Former Fire Chief Dave Driscoll made a presentation about the National Cohesive Wildland Fire Management Strategy to the Mountain Area Safety Taskforce last week.

When the U.S. Congress passed the Federal Land Assistance, Management and Enhancement (FLAME) Act of 2009, a provision in the law mandated the development of a national, cohesive, wildland fire management strategy. Its purpose was to comprehensively address wildland fire management activities and strategies across all lands in the U.S. Shortly after enactment of the law, an intergovernmental planning and analysis process involving the public was initiated and is commonly referred to as the Cohesive Strategy effort.

Driscoll has been working with fire agencies across the country, including the Western Governors Conference, as part of the effort sponsored by the International Association of Fire Chiefs.

Collaborative efforts to enhance fire protection, as the Hill’s MAST intended from its inception more than a decade ago, have been the goal of local cohesive strategies. Driscoll has promoted Riverside County’s program for several years, he said.

Of the 72,000 communities in the U.S. at risk to wildfire threats, only 20,000 have prepared a Community Wildfire Protection Plan. The Hill, under the aegis of the Mountain Communities Fire Safe Council, has a CWPP. Currently, MCFSC is preparing an update to the local plan.

Driscoll stressed that the three biggest challenges to fire protection efforts are landscapes filled with an overgrowth of vegetation, population expanding into the wildland urban interface and the growing risk to firefighters and citizens.

Other programs and policies, which are part of a cohesive strategy, such as defensible space and “Ready, Set, Go” are already familiar to local residents, Driscoll noted.

Dave Driscoll, former San Bernardino County fire chief, discusses a cohesive fire management strategy at last week’s Mountain Area Safety Taskforce meeting. Photo by J P Crumrine
Dave Driscoll, former San Bernardino County fire chief, discusses a cohesive fire management strategy at last week’s Mountain Area Safety Taskforce meeting.
Photo by J P Crumrine

“I don’t think there’s anything you guys aren’t doing,” Driscoll said. Despite enhanced fire protection projects, wildfires can still occur. “The true cost of a wildfire can be two to 30 times the suppression costs,” he said.

During the agency roundtable, MCFSC Executive Director Edwina Scott reported that 63 homes have had their wooden cedar shake roofs replaced with fire-resistant shingles in the past year. Another 18 are nearly finished for a total of 81 out of 110 eligible homes.

The Fire Code Committee, which Riverside County Fire Chief John Hawkins established, has met and is working to find a solution that combines the best of local fire abatement ordinances with the state’s public resource code, said member Sue Nash.

“We’re working to develop a policy for throughout the county to do appropriate fire hazard abatement appropriate to the property in all jurisdictions and have the capability to hire a contractor to do the work,” Nash said.

(Source records)
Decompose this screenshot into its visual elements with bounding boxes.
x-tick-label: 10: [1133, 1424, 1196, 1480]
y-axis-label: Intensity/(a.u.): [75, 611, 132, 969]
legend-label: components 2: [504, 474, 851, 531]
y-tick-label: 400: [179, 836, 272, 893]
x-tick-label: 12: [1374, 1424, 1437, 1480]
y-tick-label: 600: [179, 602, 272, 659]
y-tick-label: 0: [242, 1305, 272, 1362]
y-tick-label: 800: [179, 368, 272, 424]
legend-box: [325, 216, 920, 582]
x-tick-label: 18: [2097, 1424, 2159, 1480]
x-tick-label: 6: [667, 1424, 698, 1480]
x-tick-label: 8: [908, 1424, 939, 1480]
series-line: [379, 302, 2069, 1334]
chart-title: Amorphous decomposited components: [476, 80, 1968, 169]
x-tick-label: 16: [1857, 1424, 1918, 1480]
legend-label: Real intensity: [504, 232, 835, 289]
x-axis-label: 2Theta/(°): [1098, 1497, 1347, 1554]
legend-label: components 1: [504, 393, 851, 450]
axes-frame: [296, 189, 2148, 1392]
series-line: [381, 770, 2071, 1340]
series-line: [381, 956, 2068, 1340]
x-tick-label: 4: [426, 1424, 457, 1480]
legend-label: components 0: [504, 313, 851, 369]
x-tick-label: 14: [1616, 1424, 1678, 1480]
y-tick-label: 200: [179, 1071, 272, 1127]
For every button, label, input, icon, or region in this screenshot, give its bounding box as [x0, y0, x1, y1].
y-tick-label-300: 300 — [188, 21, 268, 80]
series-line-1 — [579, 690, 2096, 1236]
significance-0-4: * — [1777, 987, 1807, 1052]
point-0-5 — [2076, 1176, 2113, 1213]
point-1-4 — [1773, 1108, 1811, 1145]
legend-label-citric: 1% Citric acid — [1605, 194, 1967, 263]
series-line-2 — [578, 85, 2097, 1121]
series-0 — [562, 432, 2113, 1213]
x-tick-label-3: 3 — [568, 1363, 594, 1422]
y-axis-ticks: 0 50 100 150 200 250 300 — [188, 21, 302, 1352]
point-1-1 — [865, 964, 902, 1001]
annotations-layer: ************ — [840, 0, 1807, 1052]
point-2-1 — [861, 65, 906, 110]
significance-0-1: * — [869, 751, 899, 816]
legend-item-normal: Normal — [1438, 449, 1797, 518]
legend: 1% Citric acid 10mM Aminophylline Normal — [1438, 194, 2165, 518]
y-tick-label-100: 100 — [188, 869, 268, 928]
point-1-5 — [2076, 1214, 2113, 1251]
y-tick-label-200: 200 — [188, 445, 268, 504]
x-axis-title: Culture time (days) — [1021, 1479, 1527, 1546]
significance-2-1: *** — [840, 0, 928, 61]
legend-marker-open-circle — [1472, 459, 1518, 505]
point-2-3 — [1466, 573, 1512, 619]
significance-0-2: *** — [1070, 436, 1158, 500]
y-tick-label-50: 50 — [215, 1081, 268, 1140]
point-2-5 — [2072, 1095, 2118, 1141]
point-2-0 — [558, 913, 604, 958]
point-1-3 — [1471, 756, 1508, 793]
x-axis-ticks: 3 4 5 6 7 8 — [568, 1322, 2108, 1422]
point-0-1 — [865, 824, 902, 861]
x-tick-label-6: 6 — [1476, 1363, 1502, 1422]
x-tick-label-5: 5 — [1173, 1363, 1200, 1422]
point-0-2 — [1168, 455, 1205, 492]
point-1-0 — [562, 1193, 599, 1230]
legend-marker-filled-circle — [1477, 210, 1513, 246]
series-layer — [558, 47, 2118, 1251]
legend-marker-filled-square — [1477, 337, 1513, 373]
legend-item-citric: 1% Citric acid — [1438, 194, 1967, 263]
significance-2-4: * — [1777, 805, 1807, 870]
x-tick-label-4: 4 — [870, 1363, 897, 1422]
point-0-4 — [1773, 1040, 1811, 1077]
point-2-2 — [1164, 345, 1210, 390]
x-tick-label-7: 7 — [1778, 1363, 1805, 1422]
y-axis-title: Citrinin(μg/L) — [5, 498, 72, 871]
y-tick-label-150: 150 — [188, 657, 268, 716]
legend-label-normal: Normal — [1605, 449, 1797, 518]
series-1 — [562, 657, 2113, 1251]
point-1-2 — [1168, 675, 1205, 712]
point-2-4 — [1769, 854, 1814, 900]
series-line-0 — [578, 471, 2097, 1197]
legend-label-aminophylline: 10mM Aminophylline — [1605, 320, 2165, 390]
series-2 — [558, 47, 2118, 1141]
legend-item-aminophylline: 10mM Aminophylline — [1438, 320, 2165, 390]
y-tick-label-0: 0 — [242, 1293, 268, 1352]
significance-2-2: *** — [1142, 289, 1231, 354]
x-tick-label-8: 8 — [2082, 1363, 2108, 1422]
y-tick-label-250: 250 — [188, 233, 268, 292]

* _Work item 1_: Copy the wildfire strategy article word for word, everything from "During the agency" down to "110 eligible homes.".
* _Work item 2_: Give the next part of the wildfire strategy article, starting after its final sentence.

* _Written reply 1_:
During the agency roundtable, MCFSC Executive Director Edwina Scott reported that 63 homes have had their wooden cedar shake roofs replaced with fire-resistant shingles in the past year. Another 18 are nearly finished for a total of 81 out of 110 eligible homes.

* _Written reply 2_:
“I’m confident we’ll move that ahead,” Hawkins added.

The discussion also re-emphasized the threat and danger that the bark beetle and goldspotted oak borer bring to the Hill.

“There’s been a huge increase in bark beetle activity this year,” reported Dave Simmons, Southern California Edison project manager. In all of 2013, about 1,300 trees were removed from the Hill and San Bernardino County. “So far in 2014, we removed about 1,500 trees and expect to cut more than 2,000, maybe closer to 2,500 trees,” Simmons said.

In Idyllwild, about 400 trees have been removed and Simmons expects the total to approach 800 to 900 by the end of the year. From identification to removal takes between six to eight weeks, he said. “But we hope to see that compressed,” Simmons added.

Riverside County Forester Chief Gregg Bratcher reported that the number of trees with confirmed GSOB infestation in this area is now at 52, a 25-percent increase in the past month.

Some property owners are still reluctant to call for identification of GSOB infections, according to Bratcher. But he stressed that Cal Fire cannot remove the damaged trees without the property owner’s permission.

If property owners suspect that an oak tree may be infected, they should first visit the University of California, Riverside’s GSOB site, http://ucanr.edu/sites/gsobinfo/. Then call Cal Fire’s GSOB hotline at 951-659-8328.

Riverside County has received a grant from the U.S. Homeland Security Department to finance a replacement of the county’s current advance warning system, according to Peter Lent, deputy director of Riverside County’s Office of Emergency Services. The original system was installed in 2008 and he hopes the new one will be operational next summer.

He also announced that OES will be working with all of the volunteer groups on the Hill in early December. “There are great volunteer groups on the Hill and great volunteers in the community,” he said. “A recruitment fair is planned as a reach-out to the different volunteer groups.”